# start of ENTRIES SHOWN

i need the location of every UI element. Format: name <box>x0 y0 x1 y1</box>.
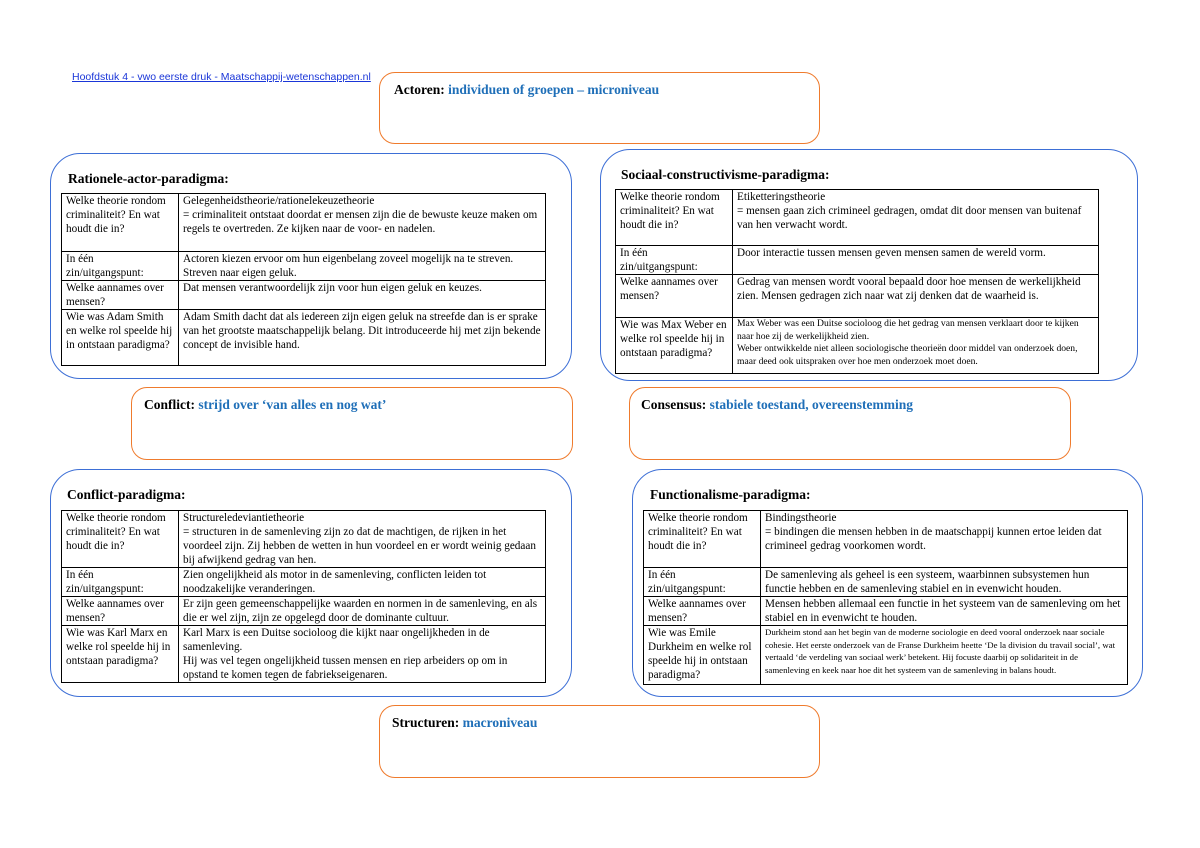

# end of ENTRIES SHOWN
# start of ENTRIES SHOWN

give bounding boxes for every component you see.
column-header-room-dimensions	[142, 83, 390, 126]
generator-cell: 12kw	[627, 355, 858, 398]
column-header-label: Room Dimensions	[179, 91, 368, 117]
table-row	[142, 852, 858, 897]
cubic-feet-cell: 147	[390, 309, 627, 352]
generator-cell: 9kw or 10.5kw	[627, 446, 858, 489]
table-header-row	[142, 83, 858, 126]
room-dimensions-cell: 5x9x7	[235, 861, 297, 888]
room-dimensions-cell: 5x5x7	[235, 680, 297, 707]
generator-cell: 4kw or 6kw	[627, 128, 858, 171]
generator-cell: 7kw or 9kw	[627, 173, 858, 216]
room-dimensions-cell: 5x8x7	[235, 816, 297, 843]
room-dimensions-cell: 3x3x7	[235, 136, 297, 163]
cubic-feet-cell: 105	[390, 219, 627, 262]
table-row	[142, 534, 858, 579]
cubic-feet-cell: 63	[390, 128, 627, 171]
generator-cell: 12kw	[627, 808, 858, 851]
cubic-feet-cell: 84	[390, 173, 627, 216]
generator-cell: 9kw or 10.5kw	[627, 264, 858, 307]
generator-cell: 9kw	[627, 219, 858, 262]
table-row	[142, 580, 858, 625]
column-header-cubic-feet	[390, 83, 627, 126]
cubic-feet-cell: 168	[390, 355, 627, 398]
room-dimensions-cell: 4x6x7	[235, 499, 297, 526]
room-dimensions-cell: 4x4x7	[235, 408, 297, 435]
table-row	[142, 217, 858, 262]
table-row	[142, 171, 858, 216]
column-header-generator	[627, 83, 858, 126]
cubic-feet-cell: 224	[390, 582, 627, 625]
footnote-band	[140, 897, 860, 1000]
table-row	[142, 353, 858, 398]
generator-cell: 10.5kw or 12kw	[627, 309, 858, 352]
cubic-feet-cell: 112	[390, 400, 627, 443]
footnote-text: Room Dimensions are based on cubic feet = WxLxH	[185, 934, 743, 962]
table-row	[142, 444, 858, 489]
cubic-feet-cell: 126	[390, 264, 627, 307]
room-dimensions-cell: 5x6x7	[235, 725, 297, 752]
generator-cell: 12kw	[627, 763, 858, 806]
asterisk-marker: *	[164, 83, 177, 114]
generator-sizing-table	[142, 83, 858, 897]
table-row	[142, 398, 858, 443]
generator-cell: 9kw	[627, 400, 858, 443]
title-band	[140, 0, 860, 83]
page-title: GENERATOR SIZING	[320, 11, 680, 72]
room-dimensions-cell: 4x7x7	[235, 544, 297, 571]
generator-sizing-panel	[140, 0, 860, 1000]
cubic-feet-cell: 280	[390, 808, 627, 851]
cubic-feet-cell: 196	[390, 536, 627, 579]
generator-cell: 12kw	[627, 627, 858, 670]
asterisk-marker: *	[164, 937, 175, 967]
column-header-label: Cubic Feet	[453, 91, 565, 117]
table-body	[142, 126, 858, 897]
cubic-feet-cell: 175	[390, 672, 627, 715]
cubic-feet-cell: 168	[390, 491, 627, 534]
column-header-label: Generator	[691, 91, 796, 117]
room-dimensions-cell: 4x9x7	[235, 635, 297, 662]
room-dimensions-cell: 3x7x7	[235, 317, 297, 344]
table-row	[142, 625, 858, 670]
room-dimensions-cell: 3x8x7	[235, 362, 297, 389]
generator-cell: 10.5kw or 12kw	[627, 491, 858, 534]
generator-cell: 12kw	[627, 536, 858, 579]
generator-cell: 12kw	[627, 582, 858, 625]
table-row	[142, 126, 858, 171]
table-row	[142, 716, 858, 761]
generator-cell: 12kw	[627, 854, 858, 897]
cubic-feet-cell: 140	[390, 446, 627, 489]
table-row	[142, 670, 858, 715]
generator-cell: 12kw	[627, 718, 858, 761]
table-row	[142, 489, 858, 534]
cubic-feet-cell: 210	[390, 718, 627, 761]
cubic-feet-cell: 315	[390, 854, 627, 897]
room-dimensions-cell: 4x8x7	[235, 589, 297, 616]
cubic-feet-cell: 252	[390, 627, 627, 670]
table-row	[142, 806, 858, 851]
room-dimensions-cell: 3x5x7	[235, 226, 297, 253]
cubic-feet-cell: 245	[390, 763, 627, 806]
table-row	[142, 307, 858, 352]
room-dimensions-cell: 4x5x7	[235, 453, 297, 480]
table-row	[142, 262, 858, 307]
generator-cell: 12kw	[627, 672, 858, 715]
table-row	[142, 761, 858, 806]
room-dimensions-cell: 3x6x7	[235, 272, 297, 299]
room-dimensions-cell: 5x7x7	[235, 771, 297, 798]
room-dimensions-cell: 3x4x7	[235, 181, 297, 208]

# end of ENTRIES SHOWN

YOUR GOAL —
Lay out the entries between the lines holding "give bounding boxes" and "808, 858, 851]", inclusive, as a two-column CSV with the headers instruction and response. Each entry gets one row, with its text and its answer each in a single quoted field and line breaks replaced by spaces.

ANSWER BELOW —
instruction,response
"give bounding boxes for every component you see.","column-header-room-dimensions	[142, 83, 390, 126] generator-cell: 12kw	[627, 355, 858, 398] column-header-label: Room Dimensions	[179, 91, 368, 117] table-row	[142, 852, 858, 897] cubic-feet-cell: 147	[390, 309, 627, 352] generator-cell: 9kw or 10.5kw	[627, 446, 858, 489] table-header-row	[142, 83, 858, 126] room-dimensions-cell: 5x9x7	[235, 861, 297, 888] room-dimensions-cell: 5x5x7	[235, 680, 297, 707] generator-cell: 4kw or 6kw	[627, 128, 858, 171] generator-cell: 7kw or 9kw	[627, 173, 858, 216] room-dimensions-cell: 5x8x7	[235, 816, 297, 843] room-dimensions-cell: 3x3x7	[235, 136, 297, 163] cubic-feet-cell: 105	[390, 219, 627, 262] table-row	[142, 534, 858, 579] cubic-feet-cell: 63	[390, 128, 627, 171] generator-cell: 12kw	[627, 808, 858, 851]"